── Given data ──

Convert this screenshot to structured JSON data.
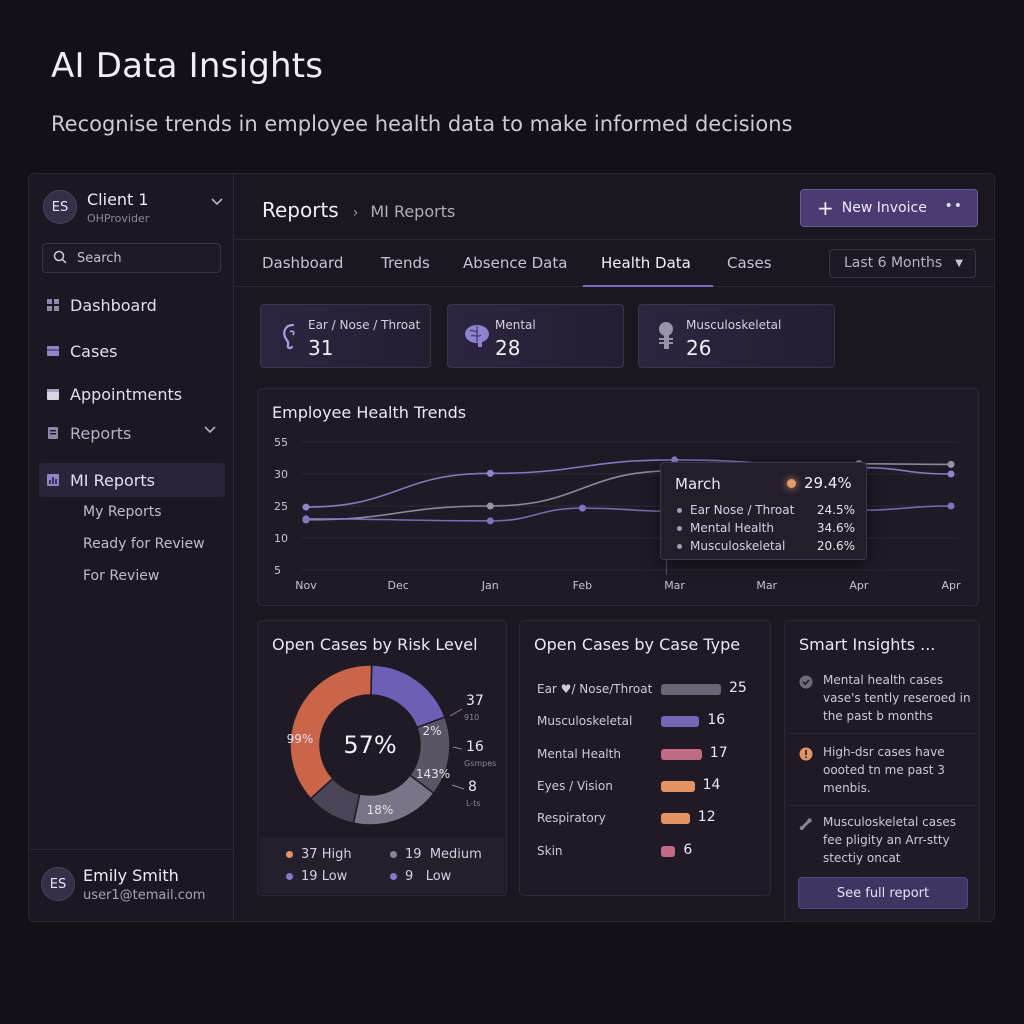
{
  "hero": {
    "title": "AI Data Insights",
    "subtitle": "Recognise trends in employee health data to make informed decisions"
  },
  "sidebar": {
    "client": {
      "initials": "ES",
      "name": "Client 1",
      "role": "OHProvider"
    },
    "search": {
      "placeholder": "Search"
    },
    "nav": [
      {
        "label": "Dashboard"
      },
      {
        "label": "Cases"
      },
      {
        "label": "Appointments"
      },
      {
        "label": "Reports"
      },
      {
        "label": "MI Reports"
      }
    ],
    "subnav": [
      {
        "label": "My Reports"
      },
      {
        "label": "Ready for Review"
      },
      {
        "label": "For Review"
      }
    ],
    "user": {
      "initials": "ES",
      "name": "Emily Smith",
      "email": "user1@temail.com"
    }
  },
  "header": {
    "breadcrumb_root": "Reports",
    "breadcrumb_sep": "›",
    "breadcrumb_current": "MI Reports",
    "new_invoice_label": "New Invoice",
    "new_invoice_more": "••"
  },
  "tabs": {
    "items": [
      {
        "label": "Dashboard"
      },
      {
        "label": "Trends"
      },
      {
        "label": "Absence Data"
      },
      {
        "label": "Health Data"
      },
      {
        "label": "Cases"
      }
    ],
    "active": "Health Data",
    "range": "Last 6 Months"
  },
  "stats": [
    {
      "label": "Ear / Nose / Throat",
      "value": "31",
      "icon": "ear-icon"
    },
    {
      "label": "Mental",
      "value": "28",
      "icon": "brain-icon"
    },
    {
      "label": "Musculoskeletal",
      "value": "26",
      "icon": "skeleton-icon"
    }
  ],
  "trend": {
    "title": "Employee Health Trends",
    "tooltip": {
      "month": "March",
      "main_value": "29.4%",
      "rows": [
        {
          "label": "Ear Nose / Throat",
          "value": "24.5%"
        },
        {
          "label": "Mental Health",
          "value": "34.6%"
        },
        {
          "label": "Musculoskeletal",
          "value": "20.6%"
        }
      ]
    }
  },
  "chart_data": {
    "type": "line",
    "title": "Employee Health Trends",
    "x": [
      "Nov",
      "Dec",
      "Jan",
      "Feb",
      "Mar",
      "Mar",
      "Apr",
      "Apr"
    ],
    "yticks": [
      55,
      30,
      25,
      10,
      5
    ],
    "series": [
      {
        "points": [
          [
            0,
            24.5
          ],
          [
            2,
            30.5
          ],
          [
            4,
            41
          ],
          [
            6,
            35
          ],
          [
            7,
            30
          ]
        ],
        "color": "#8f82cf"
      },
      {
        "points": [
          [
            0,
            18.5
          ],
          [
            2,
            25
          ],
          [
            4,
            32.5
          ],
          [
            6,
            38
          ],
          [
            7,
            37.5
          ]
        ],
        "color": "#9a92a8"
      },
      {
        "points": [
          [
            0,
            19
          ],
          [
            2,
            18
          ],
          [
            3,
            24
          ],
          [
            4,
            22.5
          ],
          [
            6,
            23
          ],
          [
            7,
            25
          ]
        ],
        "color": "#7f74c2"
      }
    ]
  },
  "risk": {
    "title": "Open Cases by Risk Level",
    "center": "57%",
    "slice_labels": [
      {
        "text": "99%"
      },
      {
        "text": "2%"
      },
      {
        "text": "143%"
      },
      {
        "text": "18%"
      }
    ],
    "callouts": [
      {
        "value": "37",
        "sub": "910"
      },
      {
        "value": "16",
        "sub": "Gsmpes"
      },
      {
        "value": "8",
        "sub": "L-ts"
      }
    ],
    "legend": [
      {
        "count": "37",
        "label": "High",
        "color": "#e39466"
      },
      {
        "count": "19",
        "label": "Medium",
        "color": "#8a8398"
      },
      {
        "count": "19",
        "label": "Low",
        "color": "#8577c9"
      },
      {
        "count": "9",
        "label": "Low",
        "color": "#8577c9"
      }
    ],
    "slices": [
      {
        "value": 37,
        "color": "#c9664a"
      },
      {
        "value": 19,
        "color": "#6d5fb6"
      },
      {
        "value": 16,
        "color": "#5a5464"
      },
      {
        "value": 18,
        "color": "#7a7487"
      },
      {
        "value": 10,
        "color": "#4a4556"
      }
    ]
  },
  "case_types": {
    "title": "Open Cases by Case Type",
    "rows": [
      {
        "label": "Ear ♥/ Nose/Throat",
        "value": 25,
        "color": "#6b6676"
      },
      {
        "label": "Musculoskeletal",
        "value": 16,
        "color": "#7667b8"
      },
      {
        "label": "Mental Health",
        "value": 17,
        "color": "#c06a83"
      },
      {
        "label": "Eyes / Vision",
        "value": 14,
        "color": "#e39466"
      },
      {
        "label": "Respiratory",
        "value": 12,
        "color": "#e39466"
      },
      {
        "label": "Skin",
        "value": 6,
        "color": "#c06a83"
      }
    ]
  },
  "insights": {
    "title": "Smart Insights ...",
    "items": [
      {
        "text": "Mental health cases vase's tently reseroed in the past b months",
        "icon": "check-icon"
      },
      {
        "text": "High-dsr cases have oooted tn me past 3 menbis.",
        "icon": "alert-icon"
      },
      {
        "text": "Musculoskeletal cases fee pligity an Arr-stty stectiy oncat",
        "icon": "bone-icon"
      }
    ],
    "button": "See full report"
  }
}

───

# [Given problem]
From the entries above, output every line exactly and omit any image.

# [Solution for this task]
Convert this screenshot to structured JSON data.
{
  "hero": {
    "title": "AI Data Insights",
    "subtitle": "Recognise trends in employee health data to make informed decisions"
  },
  "sidebar": {
    "client": {
      "initials": "ES",
      "name": "Client 1",
      "role": "OHProvider"
    },
    "search": {
      "placeholder": "Search"
    },
    "nav": [
      {
        "label": "Dashboard"
      },
      {
        "label": "Cases"
      },
      {
        "label": "Appointments"
      },
      {
        "label": "Reports"
      },
      {
        "label": "MI Reports"
      }
    ],
    "subnav": [
      {
        "label": "My Reports"
      },
      {
        "label": "Ready for Review"
      },
      {
        "label": "For Review"
      }
    ],
    "user": {
      "initials": "ES",
      "name": "Emily Smith",
      "email": "user1@temail.com"
    }
  },
  "header": {
    "breadcrumb_root": "Reports",
    "breadcrumb_sep": "›",
    "breadcrumb_current": "MI Reports",
    "new_invoice_label": "New Invoice",
    "new_invoice_more": "••"
  },
  "tabs": {
    "items": [
      {
        "label": "Dashboard"
      },
      {
        "label": "Trends"
      },
      {
        "label": "Absence Data"
      },
      {
        "label": "Health Data"
      },
      {
        "label": "Cases"
      }
    ],
    "active": "Health Data",
    "range": "Last 6 Months"
  },
  "stats": [
    {
      "label": "Ear / Nose / Throat",
      "value": "31",
      "icon": "ear-icon"
    },
    {
      "label": "Mental",
      "value": "28",
      "icon": "brain-icon"
    },
    {
      "label": "Musculoskeletal",
      "value": "26",
      "icon": "skeleton-icon"
    }
  ],
  "trend": {
    "title": "Employee Health Trends",
    "tooltip": {
      "month": "March",
      "main_value": "29.4%",
      "rows": [
        {
          "label": "Ear Nose / Throat",
          "value": "24.5%"
        },
        {
          "label": "Mental Health",
          "value": "34.6%"
        },
        {
          "label": "Musculoskeletal",
          "value": "20.6%"
        }
      ]
    }
  },
  "chart_data": {
    "type": "line",
    "title": "Employee Health Trends",
    "x": [
      "Nov",
      "Dec",
      "Jan",
      "Feb",
      "Mar",
      "Mar",
      "Apr",
      "Apr"
    ],
    "yticks": [
      55,
      30,
      25,
      10,
      5
    ],
    "series": [
      {
        "points": [
          [
            0,
            24.5
          ],
          [
            2,
            30.5
          ],
          [
            4,
            41
          ],
          [
            6,
            35
          ],
          [
            7,
            30
          ]
        ],
        "color": "#8f82cf"
      },
      {
        "points": [
          [
            0,
            18.5
          ],
          [
            2,
            25
          ],
          [
            4,
            32.5
          ],
          [
            6,
            38
          ],
          [
            7,
            37.5
          ]
        ],
        "color": "#9a92a8"
      },
      {
        "points": [
          [
            0,
            19
          ],
          [
            2,
            18
          ],
          [
            3,
            24
          ],
          [
            4,
            22.5
          ],
          [
            6,
            23
          ],
          [
            7,
            25
          ]
        ],
        "color": "#7f74c2"
      }
    ]
  },
  "risk": {
    "title": "Open Cases by Risk Level",
    "center": "57%",
    "slice_labels": [
      {
        "text": "99%"
      },
      {
        "text": "2%"
      },
      {
        "text": "143%"
      },
      {
        "text": "18%"
      }
    ],
    "callouts": [
      {
        "value": "37",
        "sub": "910"
      },
      {
        "value": "16",
        "sub": "Gsmpes"
      },
      {
        "value": "8",
        "sub": "L-ts"
      }
    ],
    "legend": [
      {
        "count": "37",
        "label": "High",
        "color": "#e39466"
      },
      {
        "count": "19",
        "label": "Medium",
        "color": "#8a8398"
      },
      {
        "count": "19",
        "label": "Low",
        "color": "#8577c9"
      },
      {
        "count": "9",
        "label": "Low",
        "color": "#8577c9"
      }
    ],
    "slices": [
      {
        "value": 37,
        "color": "#c9664a"
      },
      {
        "value": 19,
        "color": "#6d5fb6"
      },
      {
        "value": 16,
        "color": "#5a5464"
      },
      {
        "value": 18,
        "color": "#7a7487"
      },
      {
        "value": 10,
        "color": "#4a4556"
      }
    ]
  },
  "case_types": {
    "title": "Open Cases by Case Type",
    "rows": [
      {
        "label": "Ear ♥/ Nose/Throat",
        "value": 25,
        "color": "#6b6676"
      },
      {
        "label": "Musculoskeletal",
        "value": 16,
        "color": "#7667b8"
      },
      {
        "label": "Mental Health",
        "value": 17,
        "color": "#c06a83"
      },
      {
        "label": "Eyes / Vision",
        "value": 14,
        "color": "#e39466"
      },
      {
        "label": "Respiratory",
        "value": 12,
        "color": "#e39466"
      },
      {
        "label": "Skin",
        "value": 6,
        "color": "#c06a83"
      }
    ]
  },
  "insights": {
    "title": "Smart Insights ...",
    "items": [
      {
        "text": "Mental health cases vase's tently reseroed in the past b months",
        "icon": "check-icon"
      },
      {
        "text": "High-dsr cases have oooted tn me past 3 menbis.",
        "icon": "alert-icon"
      },
      {
        "text": "Musculoskeletal cases fee pligity an Arr-stty stectiy oncat",
        "icon": "bone-icon"
      }
    ],
    "button": "See full report"
  }
}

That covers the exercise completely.